#### [WHAT YOU HAVE TO DO]
Give back the full material, exactly as it reads.

#### [RECORDS TO PROCESS]

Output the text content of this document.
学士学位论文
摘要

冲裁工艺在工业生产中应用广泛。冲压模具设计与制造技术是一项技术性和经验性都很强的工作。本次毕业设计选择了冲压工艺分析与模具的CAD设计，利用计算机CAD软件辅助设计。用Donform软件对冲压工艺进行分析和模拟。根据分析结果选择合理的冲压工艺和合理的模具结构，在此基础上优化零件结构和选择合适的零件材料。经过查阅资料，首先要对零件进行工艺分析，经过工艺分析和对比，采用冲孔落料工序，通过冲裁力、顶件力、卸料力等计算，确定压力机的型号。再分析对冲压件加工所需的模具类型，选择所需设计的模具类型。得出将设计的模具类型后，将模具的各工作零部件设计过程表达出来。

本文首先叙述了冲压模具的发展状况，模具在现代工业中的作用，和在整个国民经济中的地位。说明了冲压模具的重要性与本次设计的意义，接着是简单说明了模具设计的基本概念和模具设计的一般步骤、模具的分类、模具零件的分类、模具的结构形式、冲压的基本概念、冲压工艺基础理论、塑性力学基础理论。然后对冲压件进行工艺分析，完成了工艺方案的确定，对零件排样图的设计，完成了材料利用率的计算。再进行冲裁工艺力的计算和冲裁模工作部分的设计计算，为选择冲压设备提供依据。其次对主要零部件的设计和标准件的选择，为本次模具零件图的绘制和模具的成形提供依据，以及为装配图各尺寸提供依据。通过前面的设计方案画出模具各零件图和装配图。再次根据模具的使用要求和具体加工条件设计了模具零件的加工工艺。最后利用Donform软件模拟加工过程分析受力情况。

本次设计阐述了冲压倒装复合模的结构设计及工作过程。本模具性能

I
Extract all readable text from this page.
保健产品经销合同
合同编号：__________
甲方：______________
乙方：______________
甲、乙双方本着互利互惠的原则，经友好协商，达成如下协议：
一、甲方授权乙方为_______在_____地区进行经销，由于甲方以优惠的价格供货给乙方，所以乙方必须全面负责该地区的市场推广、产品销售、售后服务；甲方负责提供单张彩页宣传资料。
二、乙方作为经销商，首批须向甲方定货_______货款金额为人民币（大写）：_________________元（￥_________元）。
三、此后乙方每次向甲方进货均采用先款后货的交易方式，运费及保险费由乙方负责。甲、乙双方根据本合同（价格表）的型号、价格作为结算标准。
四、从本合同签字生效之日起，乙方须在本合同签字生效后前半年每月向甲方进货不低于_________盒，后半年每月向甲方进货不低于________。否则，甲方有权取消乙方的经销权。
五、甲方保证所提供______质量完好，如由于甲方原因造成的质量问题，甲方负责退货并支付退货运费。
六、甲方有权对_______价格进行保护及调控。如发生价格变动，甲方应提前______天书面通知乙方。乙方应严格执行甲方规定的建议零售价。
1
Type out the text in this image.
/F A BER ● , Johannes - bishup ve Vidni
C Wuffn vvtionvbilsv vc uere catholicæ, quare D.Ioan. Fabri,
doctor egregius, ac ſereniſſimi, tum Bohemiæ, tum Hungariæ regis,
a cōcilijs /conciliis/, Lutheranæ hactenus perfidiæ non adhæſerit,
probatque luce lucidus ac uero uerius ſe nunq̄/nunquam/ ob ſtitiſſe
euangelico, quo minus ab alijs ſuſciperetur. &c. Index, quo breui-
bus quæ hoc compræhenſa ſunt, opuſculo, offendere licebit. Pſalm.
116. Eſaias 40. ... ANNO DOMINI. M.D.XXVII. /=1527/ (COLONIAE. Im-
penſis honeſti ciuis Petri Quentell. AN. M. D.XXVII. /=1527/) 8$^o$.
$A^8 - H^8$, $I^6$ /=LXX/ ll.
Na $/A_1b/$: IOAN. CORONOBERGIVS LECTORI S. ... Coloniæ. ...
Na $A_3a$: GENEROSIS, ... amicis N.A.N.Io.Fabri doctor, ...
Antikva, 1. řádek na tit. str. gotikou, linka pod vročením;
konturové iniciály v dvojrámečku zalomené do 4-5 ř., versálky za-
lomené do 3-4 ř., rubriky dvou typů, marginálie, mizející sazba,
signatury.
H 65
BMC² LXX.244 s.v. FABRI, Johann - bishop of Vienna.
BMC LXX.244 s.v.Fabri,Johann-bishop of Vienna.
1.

#### [ANSWER FOR THE TASK]
Output the text content of this document.
学士学位论文
摘要

冲裁工艺在工业生产中应用广泛。冲压模具设计与制造技术是一项技术性和经验性都很强的工作。本次毕业设计选择了冲压工艺分析与模具的CAD设计，利用计算机CAD软件辅助设计。用Donform软件对冲压工艺进行分析和模拟。根据分析结果选择合理的冲压工艺和合理的模具结构，在此基础上优化零件结构和选择合适的零件材料。经过查阅资料，首先要对零件进行工艺分析，经过工艺分析和对比，采用冲孔落料工序，通过冲裁力、顶件力、卸料力等计算，确定压力机的型号。再分析对冲压件加工所需的模具类型，选择所需设计的模具类型。得出将设计的模具类型后，将模具的各工作零部件设计过程表达出来。

本文首先叙述了冲压模具的发展状况，模具在现代工业中的作用，和在整个国民经济中的地位。说明了冲压模具的重要性与本次设计的意义，接着是简单说明了模具设计的基本概念和模具设计的一般步骤、模具的分类、模具零件的分类、模具的结构形式、冲压的基本概念、冲压工艺基础理论、塑性力学基础理论。然后对冲压件进行工艺分析，完成了工艺方案的确定，对零件排样图的设计，完成了材料利用率的计算。再进行冲裁工艺力的计算和冲裁模工作部分的设计计算，为选择冲压设备提供依据。其次对主要零部件的设计和标准件的选择，为本次模具零件图的绘制和模具的成形提供依据，以及为装配图各尺寸提供依据。通过前面的设计方案画出模具各零件图和装配图。再次根据模具的使用要求和具体加工条件设计了模具零件的加工工艺。最后利用Donform软件模拟加工过程分析受力情况。

本次设计阐述了冲压倒装复合模的结构设计及工作过程。本模具性能

I
Extract all readable text from this page.
保健产品经销合同
合同编号：__________
甲方：______________
乙方：______________
甲、乙双方本着互利互惠的原则，经友好协商，达成如下协议：
一、甲方授权乙方为_______在_____地区进行经销，由于甲方以优惠的价格供货给乙方，所以乙方必须全面负责该地区的市场推广、产品销售、售后服务；甲方负责提供单张彩页宣传资料。
二、乙方作为经销商，首批须向甲方定货_______货款金额为人民币（大写）：_________________元（￥_________元）。
三、此后乙方每次向甲方进货均采用先款后货的交易方式，运费及保险费由乙方负责。甲、乙双方根据本合同（价格表）的型号、价格作为结算标准。
四、从本合同签字生效之日起，乙方须在本合同签字生效后前半年每月向甲方进货不低于_________盒，后半年每月向甲方进货不低于________。否则，甲方有权取消乙方的经销权。
五、甲方保证所提供______质量完好，如由于甲方原因造成的质量问题，甲方负责退货并支付退货运费。
六、甲方有权对_______价格进行保护及调控。如发生价格变动，甲方应提前______天书面通知乙方。乙方应严格执行甲方规定的建议零售价。
1
Type out the text in this image.
/F A BER ● , Johannes - bishup ve Vidni
C Wuffn vvtionvbilsv vc uere catholicæ, quare D.Ioan. Fabri,
doctor egregius, ac ſereniſſimi, tum Bohemiæ, tum Hungariæ regis,
a cōcilijs /conciliis/, Lutheranæ hactenus perfidiæ non adhæſerit,
probatque luce lucidus ac uero uerius ſe nunq̄/nunquam/ ob ſtitiſſe
euangelico, quo minus ab alijs ſuſciperetur. &c. Index, quo breui-
bus quæ hoc compræhenſa ſunt, opuſculo, offendere licebit. Pſalm.
116. Eſaias 40. ... ANNO DOMINI. M.D.XXVII. /=1527/ (COLONIAE. Im-
penſis honeſti ciuis Petri Quentell. AN. M. D.XXVII. /=1527/) 8$^o$.
$A^8 - H^8$, $I^6$ /=LXX/ ll.
Na $/A_1b/$: IOAN. CORONOBERGIVS LECTORI S. ... Coloniæ. ...
Na $A_3a$: GENEROSIS, ... amicis N.A.N.Io.Fabri doctor, ...
Antikva, 1. řádek na tit. str. gotikou, linka pod vročením;
konturové iniciály v dvojrámečku zalomené do 4-5 ř., versálky za-
lomené do 3-4 ř., rubriky dvou typů, marginálie, mizející sazba,
signatury.
H 65
BMC² LXX.244 s.v. FABRI, Johann - bishop of Vienna.
BMC LXX.244 s.v.Fabri,Johann-bishop of Vienna.
1.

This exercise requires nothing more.